→ **Stated problem**:
Every record must be repeated exactly, with no omission.

→ **Data lines**:

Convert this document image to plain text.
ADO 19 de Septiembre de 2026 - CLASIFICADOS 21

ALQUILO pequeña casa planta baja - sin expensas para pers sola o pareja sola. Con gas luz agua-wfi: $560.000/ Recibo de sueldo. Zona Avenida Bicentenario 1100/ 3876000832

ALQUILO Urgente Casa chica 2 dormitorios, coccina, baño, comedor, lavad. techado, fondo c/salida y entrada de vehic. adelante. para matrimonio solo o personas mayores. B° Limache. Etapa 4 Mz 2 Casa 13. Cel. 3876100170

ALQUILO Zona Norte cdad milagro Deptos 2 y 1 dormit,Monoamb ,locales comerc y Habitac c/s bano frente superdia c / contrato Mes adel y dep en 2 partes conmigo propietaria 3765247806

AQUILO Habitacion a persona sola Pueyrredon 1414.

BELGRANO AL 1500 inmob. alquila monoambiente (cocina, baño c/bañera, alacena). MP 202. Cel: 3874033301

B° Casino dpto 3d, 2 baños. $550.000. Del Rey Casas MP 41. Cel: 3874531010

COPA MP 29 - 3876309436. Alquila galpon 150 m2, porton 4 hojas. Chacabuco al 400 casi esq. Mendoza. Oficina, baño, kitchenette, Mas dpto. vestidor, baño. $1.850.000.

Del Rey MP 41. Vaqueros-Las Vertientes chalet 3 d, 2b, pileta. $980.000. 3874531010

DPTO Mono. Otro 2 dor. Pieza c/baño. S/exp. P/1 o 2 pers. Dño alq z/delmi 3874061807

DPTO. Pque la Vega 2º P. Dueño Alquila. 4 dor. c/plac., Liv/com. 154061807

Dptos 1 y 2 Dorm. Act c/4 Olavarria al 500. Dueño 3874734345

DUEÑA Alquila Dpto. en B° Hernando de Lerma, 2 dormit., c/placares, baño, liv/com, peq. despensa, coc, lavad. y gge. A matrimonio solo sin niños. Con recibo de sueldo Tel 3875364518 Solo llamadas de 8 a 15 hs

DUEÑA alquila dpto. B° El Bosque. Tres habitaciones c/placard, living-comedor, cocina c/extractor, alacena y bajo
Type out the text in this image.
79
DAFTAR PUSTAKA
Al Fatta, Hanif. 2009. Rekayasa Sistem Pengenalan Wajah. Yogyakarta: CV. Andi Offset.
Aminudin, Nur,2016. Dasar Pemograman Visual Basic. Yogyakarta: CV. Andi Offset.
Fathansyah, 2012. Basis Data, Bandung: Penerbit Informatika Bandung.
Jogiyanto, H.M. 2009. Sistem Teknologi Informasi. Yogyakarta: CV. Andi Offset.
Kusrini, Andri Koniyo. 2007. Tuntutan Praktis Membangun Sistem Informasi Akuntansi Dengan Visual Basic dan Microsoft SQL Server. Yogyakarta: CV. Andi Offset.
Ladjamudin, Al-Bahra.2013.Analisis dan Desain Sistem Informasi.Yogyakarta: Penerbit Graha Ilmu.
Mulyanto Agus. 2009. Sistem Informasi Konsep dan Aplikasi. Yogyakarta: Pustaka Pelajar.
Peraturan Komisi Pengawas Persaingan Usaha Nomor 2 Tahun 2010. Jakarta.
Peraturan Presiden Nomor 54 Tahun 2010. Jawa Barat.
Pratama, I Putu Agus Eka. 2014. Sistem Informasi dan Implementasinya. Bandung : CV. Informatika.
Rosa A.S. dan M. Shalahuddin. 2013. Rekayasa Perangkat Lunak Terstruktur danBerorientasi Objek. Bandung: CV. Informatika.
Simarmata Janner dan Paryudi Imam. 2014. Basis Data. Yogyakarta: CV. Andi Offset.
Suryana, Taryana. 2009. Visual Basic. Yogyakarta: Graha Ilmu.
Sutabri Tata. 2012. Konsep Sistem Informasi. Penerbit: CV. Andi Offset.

→ **Written response**:
Convert this document image to plain text.
ADO 19 de Septiembre de 2026 - CLASIFICADOS 21

ALQUILO pequeña casa planta baja - sin expensas para pers sola o pareja sola. Con gas luz agua-wfi: $560.000/ Recibo de sueldo. Zona Avenida Bicentenario 1100/ 3876000832

ALQUILO Urgente Casa chica 2 dormitorios, coccina, baño, comedor, lavad. techado, fondo c/salida y entrada de vehic. adelante. para matrimonio solo o personas mayores. B° Limache. Etapa 4 Mz 2 Casa 13. Cel. 3876100170

ALQUILO Zona Norte cdad milagro Deptos 2 y 1 dormit,Monoamb ,locales comerc y Habitac c/s bano frente superdia c / contrato Mes adel y dep en 2 partes conmigo propietaria 3765247806

AQUILO Habitacion a persona sola Pueyrredon 1414.

BELGRANO AL 1500 inmob. alquila monoambiente (cocina, baño c/bañera, alacena). MP 202. Cel: 3874033301

B° Casino dpto 3d, 2 baños. $550.000. Del Rey Casas MP 41. Cel: 3874531010

COPA MP 29 - 3876309436. Alquila galpon 150 m2, porton 4 hojas. Chacabuco al 400 casi esq. Mendoza. Oficina, baño, kitchenette, Mas dpto. vestidor, baño. $1.850.000.

Del Rey MP 41. Vaqueros-Las Vertientes chalet 3 d, 2b, pileta. $980.000. 3874531010

DPTO Mono. Otro 2 dor. Pieza c/baño. S/exp. P/1 o 2 pers. Dño alq z/delmi 3874061807

DPTO. Pque la Vega 2º P. Dueño Alquila. 4 dor. c/plac., Liv/com. 154061807

Dptos 1 y 2 Dorm. Act c/4 Olavarria al 500. Dueño 3874734345

DUEÑA Alquila Dpto. en B° Hernando de Lerma, 2 dormit., c/placares, baño, liv/com, peq. despensa, coc, lavad. y gge. A matrimonio solo sin niños. Con recibo de sueldo Tel 3875364518 Solo llamadas de 8 a 15 hs

DUEÑA alquila dpto. B° El Bosque. Tres habitaciones c/placard, living-comedor, cocina c/extractor, alacena y bajo
Type out the text in this image.
79
DAFTAR PUSTAKA
Al Fatta, Hanif. 2009. Rekayasa Sistem Pengenalan Wajah. Yogyakarta: CV. Andi Offset.
Aminudin, Nur,2016. Dasar Pemograman Visual Basic. Yogyakarta: CV. Andi Offset.
Fathansyah, 2012. Basis Data, Bandung: Penerbit Informatika Bandung.
Jogiyanto, H.M. 2009. Sistem Teknologi Informasi. Yogyakarta: CV. Andi Offset.
Kusrini, Andri Koniyo. 2007. Tuntutan Praktis Membangun Sistem Informasi Akuntansi Dengan Visual Basic dan Microsoft SQL Server. Yogyakarta: CV. Andi Offset.
Ladjamudin, Al-Bahra.2013.Analisis dan Desain Sistem Informasi.Yogyakarta: Penerbit Graha Ilmu.
Mulyanto Agus. 2009. Sistem Informasi Konsep dan Aplikasi. Yogyakarta: Pustaka Pelajar.
Peraturan Komisi Pengawas Persaingan Usaha Nomor 2 Tahun 2010. Jakarta.
Peraturan Presiden Nomor 54 Tahun 2010. Jawa Barat.
Pratama, I Putu Agus Eka. 2014. Sistem Informasi dan Implementasinya. Bandung : CV. Informatika.
Rosa A.S. dan M. Shalahuddin. 2013. Rekayasa Perangkat Lunak Terstruktur danBerorientasi Objek. Bandung: CV. Informatika.
Simarmata Janner dan Paryudi Imam. 2014. Basis Data. Yogyakarta: CV. Andi Offset.
Suryana, Taryana. 2009. Visual Basic. Yogyakarta: Graha Ilmu.
Sutabri Tata. 2012. Konsep Sistem Informasi. Penerbit: CV. Andi Offset.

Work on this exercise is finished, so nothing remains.